-- Begin --

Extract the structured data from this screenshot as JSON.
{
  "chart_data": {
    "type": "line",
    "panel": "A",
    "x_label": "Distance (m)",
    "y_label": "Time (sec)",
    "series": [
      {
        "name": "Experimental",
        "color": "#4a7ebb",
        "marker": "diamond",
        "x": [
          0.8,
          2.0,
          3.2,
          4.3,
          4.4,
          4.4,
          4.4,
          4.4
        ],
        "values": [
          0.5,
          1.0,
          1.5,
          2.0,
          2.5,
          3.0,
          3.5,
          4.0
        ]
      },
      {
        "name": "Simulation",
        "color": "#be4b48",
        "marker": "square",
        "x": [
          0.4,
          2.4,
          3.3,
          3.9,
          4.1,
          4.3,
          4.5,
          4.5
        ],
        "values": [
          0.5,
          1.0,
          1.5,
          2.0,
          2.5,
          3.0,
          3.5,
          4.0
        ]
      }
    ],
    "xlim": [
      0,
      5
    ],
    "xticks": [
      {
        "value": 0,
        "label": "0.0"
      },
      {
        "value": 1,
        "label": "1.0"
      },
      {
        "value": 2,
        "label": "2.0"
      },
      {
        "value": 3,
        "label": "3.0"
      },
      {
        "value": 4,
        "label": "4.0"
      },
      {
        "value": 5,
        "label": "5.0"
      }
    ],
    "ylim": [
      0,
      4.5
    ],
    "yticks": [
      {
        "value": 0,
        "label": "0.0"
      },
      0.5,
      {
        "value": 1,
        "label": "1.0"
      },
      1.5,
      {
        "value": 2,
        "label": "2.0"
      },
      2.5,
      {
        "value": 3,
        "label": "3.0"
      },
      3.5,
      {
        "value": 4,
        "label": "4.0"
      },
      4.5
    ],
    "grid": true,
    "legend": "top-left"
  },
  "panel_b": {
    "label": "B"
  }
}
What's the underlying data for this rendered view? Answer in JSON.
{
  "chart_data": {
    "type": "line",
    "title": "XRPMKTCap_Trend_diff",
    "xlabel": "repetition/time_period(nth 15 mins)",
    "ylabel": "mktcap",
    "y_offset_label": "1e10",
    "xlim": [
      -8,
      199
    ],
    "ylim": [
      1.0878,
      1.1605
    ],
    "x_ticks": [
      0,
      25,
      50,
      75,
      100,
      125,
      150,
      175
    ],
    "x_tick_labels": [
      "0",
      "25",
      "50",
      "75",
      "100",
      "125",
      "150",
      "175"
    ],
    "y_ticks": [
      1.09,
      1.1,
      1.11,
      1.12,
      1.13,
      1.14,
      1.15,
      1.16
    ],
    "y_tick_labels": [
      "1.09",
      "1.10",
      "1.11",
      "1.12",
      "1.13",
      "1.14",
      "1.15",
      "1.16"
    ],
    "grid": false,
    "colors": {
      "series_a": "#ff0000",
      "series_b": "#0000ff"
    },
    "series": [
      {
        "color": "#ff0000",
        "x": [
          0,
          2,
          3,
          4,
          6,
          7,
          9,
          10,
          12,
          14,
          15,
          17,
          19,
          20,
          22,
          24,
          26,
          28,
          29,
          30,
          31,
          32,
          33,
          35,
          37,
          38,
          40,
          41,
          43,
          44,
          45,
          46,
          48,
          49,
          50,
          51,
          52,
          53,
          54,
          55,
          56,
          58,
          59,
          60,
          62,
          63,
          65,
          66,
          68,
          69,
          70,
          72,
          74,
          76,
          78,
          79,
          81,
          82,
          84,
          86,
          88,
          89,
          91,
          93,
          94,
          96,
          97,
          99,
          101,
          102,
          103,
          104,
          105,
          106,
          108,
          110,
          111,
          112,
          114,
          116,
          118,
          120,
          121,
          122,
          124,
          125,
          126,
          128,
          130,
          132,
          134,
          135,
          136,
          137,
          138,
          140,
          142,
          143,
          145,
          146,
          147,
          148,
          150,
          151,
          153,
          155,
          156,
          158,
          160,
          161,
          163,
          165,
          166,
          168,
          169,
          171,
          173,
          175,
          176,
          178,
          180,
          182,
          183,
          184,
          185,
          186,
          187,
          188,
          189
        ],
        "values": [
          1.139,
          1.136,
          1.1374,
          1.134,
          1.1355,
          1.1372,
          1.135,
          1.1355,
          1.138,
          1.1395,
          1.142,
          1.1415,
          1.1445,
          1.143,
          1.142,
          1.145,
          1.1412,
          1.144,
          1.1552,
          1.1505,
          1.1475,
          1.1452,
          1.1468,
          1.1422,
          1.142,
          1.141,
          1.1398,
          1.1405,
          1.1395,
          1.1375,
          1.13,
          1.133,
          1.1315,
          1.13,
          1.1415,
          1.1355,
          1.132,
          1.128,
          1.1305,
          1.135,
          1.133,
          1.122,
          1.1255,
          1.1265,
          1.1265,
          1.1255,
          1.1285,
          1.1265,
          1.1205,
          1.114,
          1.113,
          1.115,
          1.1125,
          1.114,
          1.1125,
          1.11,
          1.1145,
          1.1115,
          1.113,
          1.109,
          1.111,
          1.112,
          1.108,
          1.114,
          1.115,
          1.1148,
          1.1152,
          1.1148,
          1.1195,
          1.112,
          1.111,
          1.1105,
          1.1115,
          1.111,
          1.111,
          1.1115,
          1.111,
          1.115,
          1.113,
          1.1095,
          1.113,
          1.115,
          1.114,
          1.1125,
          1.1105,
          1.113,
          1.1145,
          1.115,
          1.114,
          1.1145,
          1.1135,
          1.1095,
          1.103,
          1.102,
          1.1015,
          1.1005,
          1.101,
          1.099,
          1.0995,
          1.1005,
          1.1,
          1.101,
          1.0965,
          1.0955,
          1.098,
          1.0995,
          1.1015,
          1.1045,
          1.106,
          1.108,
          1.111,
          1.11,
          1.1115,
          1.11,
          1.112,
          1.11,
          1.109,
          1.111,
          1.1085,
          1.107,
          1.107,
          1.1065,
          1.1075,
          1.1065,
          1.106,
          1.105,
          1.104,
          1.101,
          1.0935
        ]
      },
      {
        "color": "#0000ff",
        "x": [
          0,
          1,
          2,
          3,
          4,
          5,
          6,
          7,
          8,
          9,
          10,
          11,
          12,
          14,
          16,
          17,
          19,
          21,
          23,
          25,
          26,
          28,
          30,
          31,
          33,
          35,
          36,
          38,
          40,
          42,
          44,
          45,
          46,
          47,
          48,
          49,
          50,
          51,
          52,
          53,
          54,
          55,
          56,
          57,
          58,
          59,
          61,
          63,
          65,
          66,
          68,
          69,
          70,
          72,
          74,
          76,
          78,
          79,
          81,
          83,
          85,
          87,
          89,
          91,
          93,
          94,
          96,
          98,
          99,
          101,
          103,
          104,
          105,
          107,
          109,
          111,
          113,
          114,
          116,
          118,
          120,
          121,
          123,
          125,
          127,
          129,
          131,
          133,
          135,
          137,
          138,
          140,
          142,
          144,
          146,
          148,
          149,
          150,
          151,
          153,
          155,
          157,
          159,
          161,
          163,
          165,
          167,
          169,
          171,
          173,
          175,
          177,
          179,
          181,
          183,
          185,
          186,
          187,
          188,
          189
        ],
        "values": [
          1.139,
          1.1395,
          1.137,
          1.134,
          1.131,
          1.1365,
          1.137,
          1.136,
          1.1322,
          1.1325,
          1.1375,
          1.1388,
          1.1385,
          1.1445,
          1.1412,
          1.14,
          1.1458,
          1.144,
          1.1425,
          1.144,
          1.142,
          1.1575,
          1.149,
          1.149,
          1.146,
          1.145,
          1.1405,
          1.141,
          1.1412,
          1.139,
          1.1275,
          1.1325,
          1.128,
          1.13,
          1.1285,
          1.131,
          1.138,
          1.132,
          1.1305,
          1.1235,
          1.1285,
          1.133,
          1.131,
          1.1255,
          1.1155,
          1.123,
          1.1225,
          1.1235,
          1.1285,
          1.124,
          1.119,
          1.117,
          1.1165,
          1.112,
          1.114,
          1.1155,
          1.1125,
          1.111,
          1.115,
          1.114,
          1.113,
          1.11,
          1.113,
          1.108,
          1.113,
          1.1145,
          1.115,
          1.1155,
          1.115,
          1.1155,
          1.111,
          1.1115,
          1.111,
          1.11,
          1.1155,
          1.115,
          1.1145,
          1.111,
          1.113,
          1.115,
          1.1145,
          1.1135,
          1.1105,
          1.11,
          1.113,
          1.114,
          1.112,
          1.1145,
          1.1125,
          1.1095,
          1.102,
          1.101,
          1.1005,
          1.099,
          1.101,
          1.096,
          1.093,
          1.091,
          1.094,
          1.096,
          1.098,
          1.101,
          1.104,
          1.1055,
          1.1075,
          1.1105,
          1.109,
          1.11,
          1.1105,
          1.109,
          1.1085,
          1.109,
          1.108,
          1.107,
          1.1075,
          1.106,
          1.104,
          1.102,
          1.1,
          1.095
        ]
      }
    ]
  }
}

-- End --

● To be done
Find the string "JSON" in the entries above and return each line that holds it.

● Reply to the task
Extract the structured data from this screenshot as JSON.
What's the underlying data for this rendered view? Answer in JSON.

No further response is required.